→ Data extract:
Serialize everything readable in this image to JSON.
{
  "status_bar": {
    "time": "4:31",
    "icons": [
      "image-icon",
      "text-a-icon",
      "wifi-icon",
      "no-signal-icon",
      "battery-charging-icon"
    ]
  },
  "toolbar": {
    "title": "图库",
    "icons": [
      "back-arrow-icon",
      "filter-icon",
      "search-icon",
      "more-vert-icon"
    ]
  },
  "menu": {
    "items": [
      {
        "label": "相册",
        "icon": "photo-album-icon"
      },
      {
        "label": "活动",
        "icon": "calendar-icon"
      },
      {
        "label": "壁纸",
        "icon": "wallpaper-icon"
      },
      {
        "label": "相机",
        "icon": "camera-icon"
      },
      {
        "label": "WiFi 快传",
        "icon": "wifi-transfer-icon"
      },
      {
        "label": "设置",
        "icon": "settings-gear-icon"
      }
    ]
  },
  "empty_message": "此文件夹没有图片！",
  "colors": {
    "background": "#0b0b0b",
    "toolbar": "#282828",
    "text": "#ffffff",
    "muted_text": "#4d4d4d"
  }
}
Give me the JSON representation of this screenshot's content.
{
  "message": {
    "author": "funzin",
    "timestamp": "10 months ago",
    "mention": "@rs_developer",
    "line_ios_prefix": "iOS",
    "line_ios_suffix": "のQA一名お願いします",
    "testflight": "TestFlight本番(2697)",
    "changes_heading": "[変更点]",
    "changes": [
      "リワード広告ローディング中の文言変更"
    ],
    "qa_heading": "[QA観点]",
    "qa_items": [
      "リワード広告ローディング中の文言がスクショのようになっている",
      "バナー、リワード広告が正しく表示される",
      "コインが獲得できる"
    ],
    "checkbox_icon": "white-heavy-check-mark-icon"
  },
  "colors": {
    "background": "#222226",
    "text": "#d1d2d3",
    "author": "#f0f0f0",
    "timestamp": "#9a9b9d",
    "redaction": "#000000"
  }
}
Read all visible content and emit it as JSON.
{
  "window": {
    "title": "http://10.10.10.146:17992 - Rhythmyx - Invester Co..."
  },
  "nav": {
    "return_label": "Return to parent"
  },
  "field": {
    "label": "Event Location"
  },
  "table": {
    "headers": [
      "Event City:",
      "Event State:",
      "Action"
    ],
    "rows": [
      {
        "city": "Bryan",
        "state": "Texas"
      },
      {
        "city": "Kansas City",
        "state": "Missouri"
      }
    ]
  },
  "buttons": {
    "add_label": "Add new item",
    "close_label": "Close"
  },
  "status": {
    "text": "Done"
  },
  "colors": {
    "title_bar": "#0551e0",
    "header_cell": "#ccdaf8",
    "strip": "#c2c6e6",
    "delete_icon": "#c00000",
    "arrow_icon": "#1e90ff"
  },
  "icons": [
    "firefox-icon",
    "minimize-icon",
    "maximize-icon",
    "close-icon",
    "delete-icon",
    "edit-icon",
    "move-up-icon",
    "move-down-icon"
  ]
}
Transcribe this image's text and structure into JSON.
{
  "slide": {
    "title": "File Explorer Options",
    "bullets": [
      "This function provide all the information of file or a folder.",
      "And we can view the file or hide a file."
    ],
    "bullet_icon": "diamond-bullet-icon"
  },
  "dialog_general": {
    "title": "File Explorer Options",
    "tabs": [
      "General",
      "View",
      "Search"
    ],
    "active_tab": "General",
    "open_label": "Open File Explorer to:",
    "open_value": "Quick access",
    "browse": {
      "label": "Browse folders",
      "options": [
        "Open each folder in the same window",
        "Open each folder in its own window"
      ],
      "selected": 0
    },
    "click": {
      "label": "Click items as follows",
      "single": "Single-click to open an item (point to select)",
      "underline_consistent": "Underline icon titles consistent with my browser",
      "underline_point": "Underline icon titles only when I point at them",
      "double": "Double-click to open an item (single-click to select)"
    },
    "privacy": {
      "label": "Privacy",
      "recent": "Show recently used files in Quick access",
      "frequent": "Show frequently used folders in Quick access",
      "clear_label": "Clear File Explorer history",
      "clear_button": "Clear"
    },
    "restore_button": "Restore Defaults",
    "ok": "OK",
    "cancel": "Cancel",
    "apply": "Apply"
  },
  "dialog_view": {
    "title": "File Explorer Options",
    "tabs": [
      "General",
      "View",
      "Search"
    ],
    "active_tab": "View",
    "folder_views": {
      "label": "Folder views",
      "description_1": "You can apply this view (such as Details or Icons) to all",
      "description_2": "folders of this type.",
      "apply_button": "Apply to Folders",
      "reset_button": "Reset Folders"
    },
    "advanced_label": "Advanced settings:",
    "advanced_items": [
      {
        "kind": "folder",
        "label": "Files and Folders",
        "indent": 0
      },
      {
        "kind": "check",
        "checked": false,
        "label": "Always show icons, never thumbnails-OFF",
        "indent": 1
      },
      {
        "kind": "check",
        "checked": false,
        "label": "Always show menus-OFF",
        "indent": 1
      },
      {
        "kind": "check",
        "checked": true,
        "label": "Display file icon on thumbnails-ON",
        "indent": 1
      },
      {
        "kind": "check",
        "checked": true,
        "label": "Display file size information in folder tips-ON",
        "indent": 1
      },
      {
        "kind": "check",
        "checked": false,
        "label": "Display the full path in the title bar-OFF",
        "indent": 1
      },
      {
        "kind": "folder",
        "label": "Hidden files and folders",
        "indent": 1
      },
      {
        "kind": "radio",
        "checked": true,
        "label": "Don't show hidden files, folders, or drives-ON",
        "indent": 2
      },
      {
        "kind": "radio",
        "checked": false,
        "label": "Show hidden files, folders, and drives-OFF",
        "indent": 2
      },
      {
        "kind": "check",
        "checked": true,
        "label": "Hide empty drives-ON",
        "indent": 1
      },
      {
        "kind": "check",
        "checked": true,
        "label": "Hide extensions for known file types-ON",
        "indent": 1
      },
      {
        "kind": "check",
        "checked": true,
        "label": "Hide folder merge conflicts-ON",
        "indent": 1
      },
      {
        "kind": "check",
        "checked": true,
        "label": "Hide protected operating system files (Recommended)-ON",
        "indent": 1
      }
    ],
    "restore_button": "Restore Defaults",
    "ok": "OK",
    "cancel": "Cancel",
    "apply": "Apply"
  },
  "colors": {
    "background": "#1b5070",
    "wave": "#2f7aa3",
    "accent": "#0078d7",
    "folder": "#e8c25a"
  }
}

→ Directions:
Reproduce each entry exactly, leaving out nothing.

→ Response below:
Serialize everything readable in this image to JSON.
{
  "status_bar": {
    "time": "4:31",
    "icons": [
      "image-icon",
      "text-a-icon",
      "wifi-icon",
      "no-signal-icon",
      "battery-charging-icon"
    ]
  },
  "toolbar": {
    "title": "图库",
    "icons": [
      "back-arrow-icon",
      "filter-icon",
      "search-icon",
      "more-vert-icon"
    ]
  },
  "menu": {
    "items": [
      {
        "label": "相册",
        "icon": "photo-album-icon"
      },
      {
        "label": "活动",
        "icon": "calendar-icon"
      },
      {
        "label": "壁纸",
        "icon": "wallpaper-icon"
      },
      {
        "label": "相机",
        "icon": "camera-icon"
      },
      {
        "label": "WiFi 快传",
        "icon": "wifi-transfer-icon"
      },
      {
        "label": "设置",
        "icon": "settings-gear-icon"
      }
    ]
  },
  "empty_message": "此文件夹没有图片！",
  "colors": {
    "background": "#0b0b0b",
    "toolbar": "#282828",
    "text": "#ffffff",
    "muted_text": "#4d4d4d"
  }
}
Give me the JSON representation of this screenshot's content.
{
  "message": {
    "author": "funzin",
    "timestamp": "10 months ago",
    "mention": "@rs_developer",
    "line_ios_prefix": "iOS",
    "line_ios_suffix": "のQA一名お願いします",
    "testflight": "TestFlight本番(2697)",
    "changes_heading": "[変更点]",
    "changes": [
      "リワード広告ローディング中の文言変更"
    ],
    "qa_heading": "[QA観点]",
    "qa_items": [
      "リワード広告ローディング中の文言がスクショのようになっている",
      "バナー、リワード広告が正しく表示される",
      "コインが獲得できる"
    ],
    "checkbox_icon": "white-heavy-check-mark-icon"
  },
  "colors": {
    "background": "#222226",
    "text": "#d1d2d3",
    "author": "#f0f0f0",
    "timestamp": "#9a9b9d",
    "redaction": "#000000"
  }
}
Read all visible content and emit it as JSON.
{
  "window": {
    "title": "http://10.10.10.146:17992 - Rhythmyx - Invester Co..."
  },
  "nav": {
    "return_label": "Return to parent"
  },
  "field": {
    "label": "Event Location"
  },
  "table": {
    "headers": [
      "Event City:",
      "Event State:",
      "Action"
    ],
    "rows": [
      {
        "city": "Bryan",
        "state": "Texas"
      },
      {
        "city": "Kansas City",
        "state": "Missouri"
      }
    ]
  },
  "buttons": {
    "add_label": "Add new item",
    "close_label": "Close"
  },
  "status": {
    "text": "Done"
  },
  "colors": {
    "title_bar": "#0551e0",
    "header_cell": "#ccdaf8",
    "strip": "#c2c6e6",
    "delete_icon": "#c00000",
    "arrow_icon": "#1e90ff"
  },
  "icons": [
    "firefox-icon",
    "minimize-icon",
    "maximize-icon",
    "close-icon",
    "delete-icon",
    "edit-icon",
    "move-up-icon",
    "move-down-icon"
  ]
}
Transcribe this image's text and structure into JSON.
{
  "slide": {
    "title": "File Explorer Options",
    "bullets": [
      "This function provide all the information of file or a folder.",
      "And we can view the file or hide a file."
    ],
    "bullet_icon": "diamond-bullet-icon"
  },
  "dialog_general": {
    "title": "File Explorer Options",
    "tabs": [
      "General",
      "View",
      "Search"
    ],
    "active_tab": "General",
    "open_label": "Open File Explorer to:",
    "open_value": "Quick access",
    "browse": {
      "label": "Browse folders",
      "options": [
        "Open each folder in the same window",
        "Open each folder in its own window"
      ],
      "selected": 0
    },
    "click": {
      "label": "Click items as follows",
      "single": "Single-click to open an item (point to select)",
      "underline_consistent": "Underline icon titles consistent with my browser",
      "underline_point": "Underline icon titles only when I point at them",
      "double": "Double-click to open an item (single-click to select)"
    },
    "privacy": {
      "label": "Privacy",
      "recent": "Show recently used files in Quick access",
      "frequent": "Show frequently used folders in Quick access",
      "clear_label": "Clear File Explorer history",
      "clear_button": "Clear"
    },
    "restore_button": "Restore Defaults",
    "ok": "OK",
    "cancel": "Cancel",
    "apply": "Apply"
  },
  "dialog_view": {
    "title": "File Explorer Options",
    "tabs": [
      "General",
      "View",
      "Search"
    ],
    "active_tab": "View",
    "folder_views": {
      "label": "Folder views",
      "description_1": "You can apply this view (such as Details or Icons) to all",
      "description_2": "folders of this type.",
      "apply_button": "Apply to Folders",
      "reset_button": "Reset Folders"
    },
    "advanced_label": "Advanced settings:",
    "advanced_items": [
      {
        "kind": "folder",
        "label": "Files and Folders",
        "indent": 0
      },
      {
        "kind": "check",
        "checked": false,
        "label": "Always show icons, never thumbnails-OFF",
        "indent": 1
      },
      {
        "kind": "check",
        "checked": false,
        "label": "Always show menus-OFF",
        "indent": 1
      },
      {
        "kind": "check",
        "checked": true,
        "label": "Display file icon on thumbnails-ON",
        "indent": 1
      },
      {
        "kind": "check",
        "checked": true,
        "label": "Display file size information in folder tips-ON",
        "indent": 1
      },
      {
        "kind": "check",
        "checked": false,
        "label": "Display the full path in the title bar-OFF",
        "indent": 1
      },
      {
        "kind": "folder",
        "label": "Hidden files and folders",
        "indent": 1
      },
      {
        "kind": "radio",
        "checked": true,
        "label": "Don't show hidden files, folders, or drives-ON",
        "indent": 2
      },
      {
        "kind": "radio",
        "checked": false,
        "label": "Show hidden files, folders, and drives-OFF",
        "indent": 2
      },
      {
        "kind": "check",
        "checked": true,
        "label": "Hide empty drives-ON",
        "indent": 1
      },
      {
        "kind": "check",
        "checked": true,
        "label": "Hide extensions for known file types-ON",
        "indent": 1
      },
      {
        "kind": "check",
        "checked": true,
        "label": "Hide folder merge conflicts-ON",
        "indent": 1
      },
      {
        "kind": "check",
        "checked": true,
        "label": "Hide protected operating system files (Recommended)-ON",
        "indent": 1
      }
    ],
    "restore_button": "Restore Defaults",
    "ok": "OK",
    "cancel": "Cancel",
    "apply": "Apply"
  },
  "colors": {
    "background": "#1b5070",
    "wave": "#2f7aa3",
    "accent": "#0078d7",
    "folder": "#e8c25a"
  }
}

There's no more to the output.